* [GIVEN DATA]:
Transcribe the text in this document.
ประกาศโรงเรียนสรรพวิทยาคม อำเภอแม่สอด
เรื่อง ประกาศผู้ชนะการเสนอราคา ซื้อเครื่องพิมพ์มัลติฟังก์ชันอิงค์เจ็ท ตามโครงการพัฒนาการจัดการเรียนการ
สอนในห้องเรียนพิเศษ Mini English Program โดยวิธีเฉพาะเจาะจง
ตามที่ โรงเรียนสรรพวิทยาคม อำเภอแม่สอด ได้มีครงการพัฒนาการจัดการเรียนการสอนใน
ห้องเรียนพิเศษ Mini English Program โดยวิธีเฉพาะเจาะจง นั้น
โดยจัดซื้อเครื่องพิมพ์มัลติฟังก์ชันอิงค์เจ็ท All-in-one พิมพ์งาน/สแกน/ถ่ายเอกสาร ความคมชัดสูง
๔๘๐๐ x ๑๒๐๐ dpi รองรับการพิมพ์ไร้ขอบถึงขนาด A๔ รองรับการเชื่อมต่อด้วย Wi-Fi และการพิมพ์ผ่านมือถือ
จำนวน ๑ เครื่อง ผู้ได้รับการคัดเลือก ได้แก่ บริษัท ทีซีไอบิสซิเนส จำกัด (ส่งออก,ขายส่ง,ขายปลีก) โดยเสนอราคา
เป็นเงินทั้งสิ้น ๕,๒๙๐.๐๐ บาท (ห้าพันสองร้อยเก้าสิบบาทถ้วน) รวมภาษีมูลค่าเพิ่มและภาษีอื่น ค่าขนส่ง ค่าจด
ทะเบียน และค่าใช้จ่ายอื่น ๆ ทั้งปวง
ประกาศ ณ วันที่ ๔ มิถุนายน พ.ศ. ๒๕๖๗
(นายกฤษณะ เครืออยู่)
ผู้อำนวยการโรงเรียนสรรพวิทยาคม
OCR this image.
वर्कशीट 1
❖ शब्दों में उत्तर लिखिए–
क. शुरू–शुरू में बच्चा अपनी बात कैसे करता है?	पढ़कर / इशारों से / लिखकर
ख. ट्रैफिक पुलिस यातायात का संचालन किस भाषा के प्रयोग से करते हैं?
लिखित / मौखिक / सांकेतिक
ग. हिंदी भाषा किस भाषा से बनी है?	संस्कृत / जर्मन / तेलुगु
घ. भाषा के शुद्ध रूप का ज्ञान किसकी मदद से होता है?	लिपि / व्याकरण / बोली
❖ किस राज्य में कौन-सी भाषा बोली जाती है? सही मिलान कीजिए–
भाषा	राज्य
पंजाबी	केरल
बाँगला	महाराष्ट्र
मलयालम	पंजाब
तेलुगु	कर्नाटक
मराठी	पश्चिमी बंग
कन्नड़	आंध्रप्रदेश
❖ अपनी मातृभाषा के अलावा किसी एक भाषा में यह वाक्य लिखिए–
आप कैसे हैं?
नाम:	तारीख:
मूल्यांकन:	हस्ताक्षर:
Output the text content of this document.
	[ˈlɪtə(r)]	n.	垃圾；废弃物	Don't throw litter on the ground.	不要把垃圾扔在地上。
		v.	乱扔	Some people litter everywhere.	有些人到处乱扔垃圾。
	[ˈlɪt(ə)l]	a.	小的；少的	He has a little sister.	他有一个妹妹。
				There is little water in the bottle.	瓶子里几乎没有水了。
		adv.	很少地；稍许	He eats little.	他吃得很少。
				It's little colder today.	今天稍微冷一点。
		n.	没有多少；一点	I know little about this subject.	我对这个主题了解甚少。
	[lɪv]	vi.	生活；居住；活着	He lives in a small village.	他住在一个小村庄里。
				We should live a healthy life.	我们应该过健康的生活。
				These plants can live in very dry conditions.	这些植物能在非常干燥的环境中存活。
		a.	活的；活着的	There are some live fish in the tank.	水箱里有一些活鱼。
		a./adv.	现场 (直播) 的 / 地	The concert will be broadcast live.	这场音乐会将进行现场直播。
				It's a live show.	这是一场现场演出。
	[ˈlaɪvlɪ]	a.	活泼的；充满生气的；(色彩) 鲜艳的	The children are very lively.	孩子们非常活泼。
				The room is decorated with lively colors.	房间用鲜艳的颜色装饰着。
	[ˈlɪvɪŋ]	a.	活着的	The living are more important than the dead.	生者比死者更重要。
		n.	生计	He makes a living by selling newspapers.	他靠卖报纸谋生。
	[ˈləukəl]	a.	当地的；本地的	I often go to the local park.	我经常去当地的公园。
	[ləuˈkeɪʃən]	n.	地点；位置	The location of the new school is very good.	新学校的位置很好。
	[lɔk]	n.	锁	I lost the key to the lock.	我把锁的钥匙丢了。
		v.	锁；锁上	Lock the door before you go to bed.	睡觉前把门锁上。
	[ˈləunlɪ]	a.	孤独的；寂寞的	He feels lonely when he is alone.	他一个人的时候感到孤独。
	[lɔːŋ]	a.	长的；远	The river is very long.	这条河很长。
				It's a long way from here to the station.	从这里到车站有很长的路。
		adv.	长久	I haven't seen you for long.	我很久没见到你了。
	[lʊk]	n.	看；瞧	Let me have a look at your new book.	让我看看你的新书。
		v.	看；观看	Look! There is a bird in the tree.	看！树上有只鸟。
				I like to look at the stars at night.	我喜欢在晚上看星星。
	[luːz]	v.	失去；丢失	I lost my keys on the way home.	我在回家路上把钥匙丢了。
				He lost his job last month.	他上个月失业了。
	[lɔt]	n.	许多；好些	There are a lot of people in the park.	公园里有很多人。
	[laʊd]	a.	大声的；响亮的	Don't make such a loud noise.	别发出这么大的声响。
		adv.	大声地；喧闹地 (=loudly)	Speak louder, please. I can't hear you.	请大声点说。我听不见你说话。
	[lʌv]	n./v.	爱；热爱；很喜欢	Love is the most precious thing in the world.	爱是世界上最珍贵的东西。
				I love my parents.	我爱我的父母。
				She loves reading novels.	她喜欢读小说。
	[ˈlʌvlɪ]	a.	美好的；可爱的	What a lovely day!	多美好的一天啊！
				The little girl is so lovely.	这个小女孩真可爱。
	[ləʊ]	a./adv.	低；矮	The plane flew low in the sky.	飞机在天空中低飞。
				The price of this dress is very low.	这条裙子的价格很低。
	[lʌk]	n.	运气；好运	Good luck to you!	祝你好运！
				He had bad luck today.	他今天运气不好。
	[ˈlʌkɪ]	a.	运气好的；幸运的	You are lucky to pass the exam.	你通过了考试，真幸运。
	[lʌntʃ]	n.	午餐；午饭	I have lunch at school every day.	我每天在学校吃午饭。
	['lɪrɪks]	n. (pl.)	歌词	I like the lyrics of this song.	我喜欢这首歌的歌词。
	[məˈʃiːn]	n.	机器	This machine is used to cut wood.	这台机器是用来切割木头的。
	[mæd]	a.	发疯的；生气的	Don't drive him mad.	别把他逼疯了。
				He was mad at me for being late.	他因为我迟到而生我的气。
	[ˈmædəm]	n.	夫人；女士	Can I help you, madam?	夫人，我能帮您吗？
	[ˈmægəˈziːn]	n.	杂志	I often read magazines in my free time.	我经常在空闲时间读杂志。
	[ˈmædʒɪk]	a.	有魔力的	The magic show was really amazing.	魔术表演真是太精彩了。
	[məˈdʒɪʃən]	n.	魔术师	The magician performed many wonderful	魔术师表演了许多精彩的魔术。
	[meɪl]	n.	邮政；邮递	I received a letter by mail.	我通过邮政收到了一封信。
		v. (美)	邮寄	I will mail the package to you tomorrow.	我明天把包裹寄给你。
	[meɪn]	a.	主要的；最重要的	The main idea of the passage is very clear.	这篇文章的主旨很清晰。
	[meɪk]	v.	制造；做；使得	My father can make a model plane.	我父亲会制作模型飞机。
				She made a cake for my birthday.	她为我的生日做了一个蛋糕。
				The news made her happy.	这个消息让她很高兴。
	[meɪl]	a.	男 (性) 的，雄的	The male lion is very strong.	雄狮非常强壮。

* [GIVEN INSTRUCTION]: Look through the records and gather every line containing "will".

* [EXERCISE ANSWER]:
		a./adv.	现场 (直播) 的 / 地	The concert will be broadcast live.	这场音乐会将进行现场直播。
		v. (美)	邮寄	I will mail the package to you tomorrow.	我明天把包裹寄给你。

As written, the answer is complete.